## [What the task requires]
Find the lines that contain the word "this" and copy each one.

>> Begin Extracted information

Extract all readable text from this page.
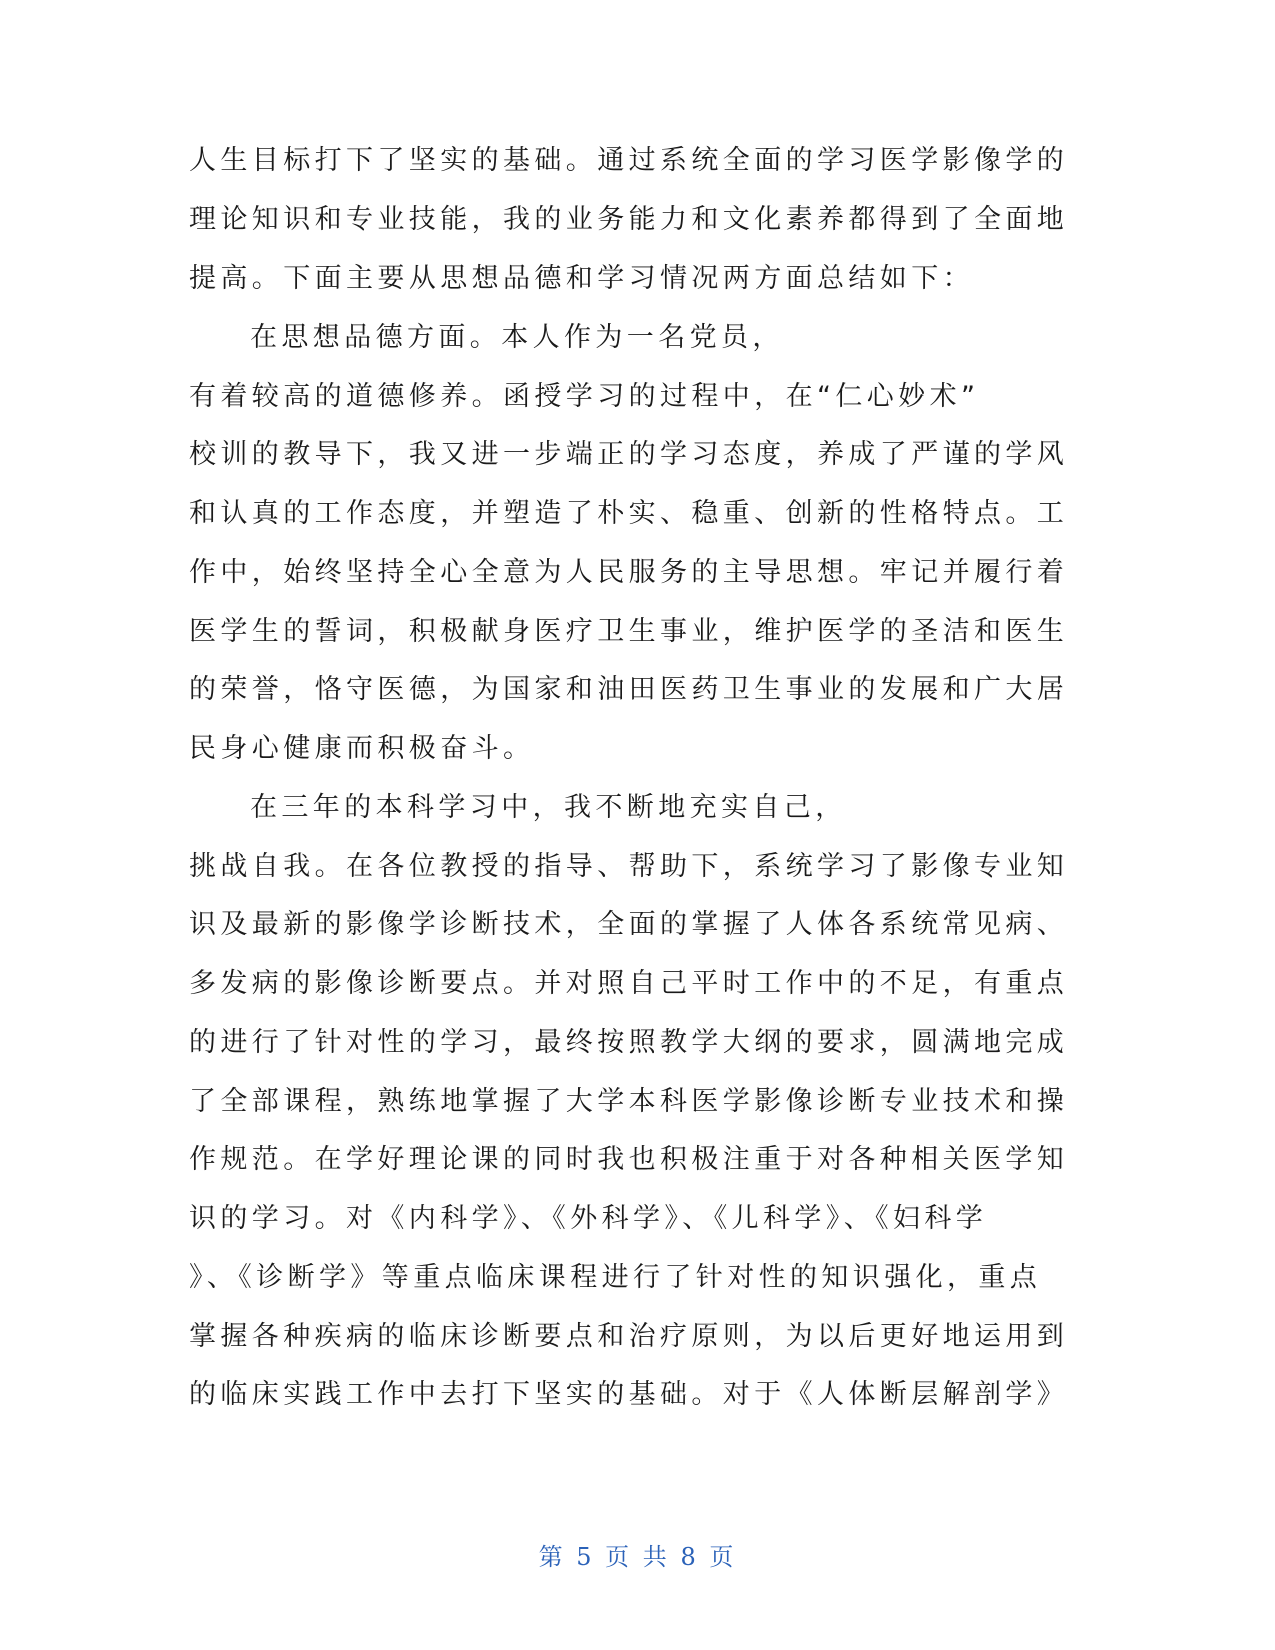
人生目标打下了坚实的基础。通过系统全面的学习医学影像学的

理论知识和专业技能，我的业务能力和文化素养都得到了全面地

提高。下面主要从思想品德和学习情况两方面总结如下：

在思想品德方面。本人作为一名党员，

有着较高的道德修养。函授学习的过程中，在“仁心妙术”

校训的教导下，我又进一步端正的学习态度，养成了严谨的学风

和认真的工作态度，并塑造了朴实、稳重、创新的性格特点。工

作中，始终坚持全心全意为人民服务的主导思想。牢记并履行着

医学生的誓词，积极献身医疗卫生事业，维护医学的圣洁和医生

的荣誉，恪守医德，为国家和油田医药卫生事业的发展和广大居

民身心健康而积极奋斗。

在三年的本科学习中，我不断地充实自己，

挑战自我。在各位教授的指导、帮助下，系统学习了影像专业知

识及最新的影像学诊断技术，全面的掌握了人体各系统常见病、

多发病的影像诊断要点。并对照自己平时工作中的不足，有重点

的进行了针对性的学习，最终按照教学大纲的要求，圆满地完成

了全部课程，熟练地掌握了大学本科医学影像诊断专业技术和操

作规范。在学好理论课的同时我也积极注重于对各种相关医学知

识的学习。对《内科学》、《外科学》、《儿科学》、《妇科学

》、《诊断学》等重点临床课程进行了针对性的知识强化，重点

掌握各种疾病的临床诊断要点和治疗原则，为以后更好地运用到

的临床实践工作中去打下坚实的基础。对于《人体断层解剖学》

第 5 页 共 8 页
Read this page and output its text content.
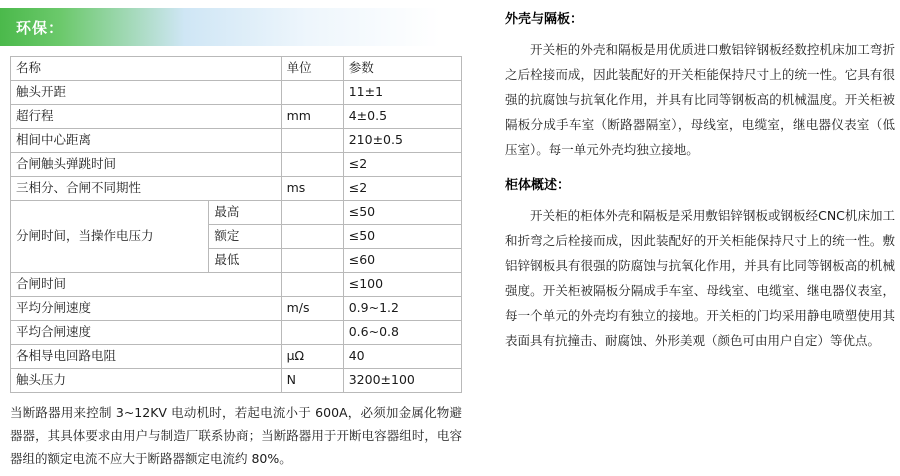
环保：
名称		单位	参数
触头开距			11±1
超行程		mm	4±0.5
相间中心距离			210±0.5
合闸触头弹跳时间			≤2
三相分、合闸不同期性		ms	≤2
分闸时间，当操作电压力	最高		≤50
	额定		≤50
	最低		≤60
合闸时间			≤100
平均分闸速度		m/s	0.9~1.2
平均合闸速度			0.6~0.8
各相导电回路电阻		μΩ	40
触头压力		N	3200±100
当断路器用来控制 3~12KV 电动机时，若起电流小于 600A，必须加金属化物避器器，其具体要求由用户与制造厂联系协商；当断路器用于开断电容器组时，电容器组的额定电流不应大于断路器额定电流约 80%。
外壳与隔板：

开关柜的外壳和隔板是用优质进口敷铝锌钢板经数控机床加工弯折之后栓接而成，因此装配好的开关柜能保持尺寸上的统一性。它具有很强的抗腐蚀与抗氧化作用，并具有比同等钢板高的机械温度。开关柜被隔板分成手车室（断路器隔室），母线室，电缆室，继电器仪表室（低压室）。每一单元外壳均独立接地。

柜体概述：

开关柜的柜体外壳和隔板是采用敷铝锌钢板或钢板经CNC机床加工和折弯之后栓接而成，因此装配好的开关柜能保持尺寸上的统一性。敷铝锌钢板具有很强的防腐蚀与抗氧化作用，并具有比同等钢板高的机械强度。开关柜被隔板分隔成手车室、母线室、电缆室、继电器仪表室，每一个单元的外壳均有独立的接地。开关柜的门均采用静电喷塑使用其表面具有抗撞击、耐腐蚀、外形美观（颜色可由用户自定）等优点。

>> End Extracted information

## [Output of the exercise]
Extract all readable text from this page.
Read this page and output its text content.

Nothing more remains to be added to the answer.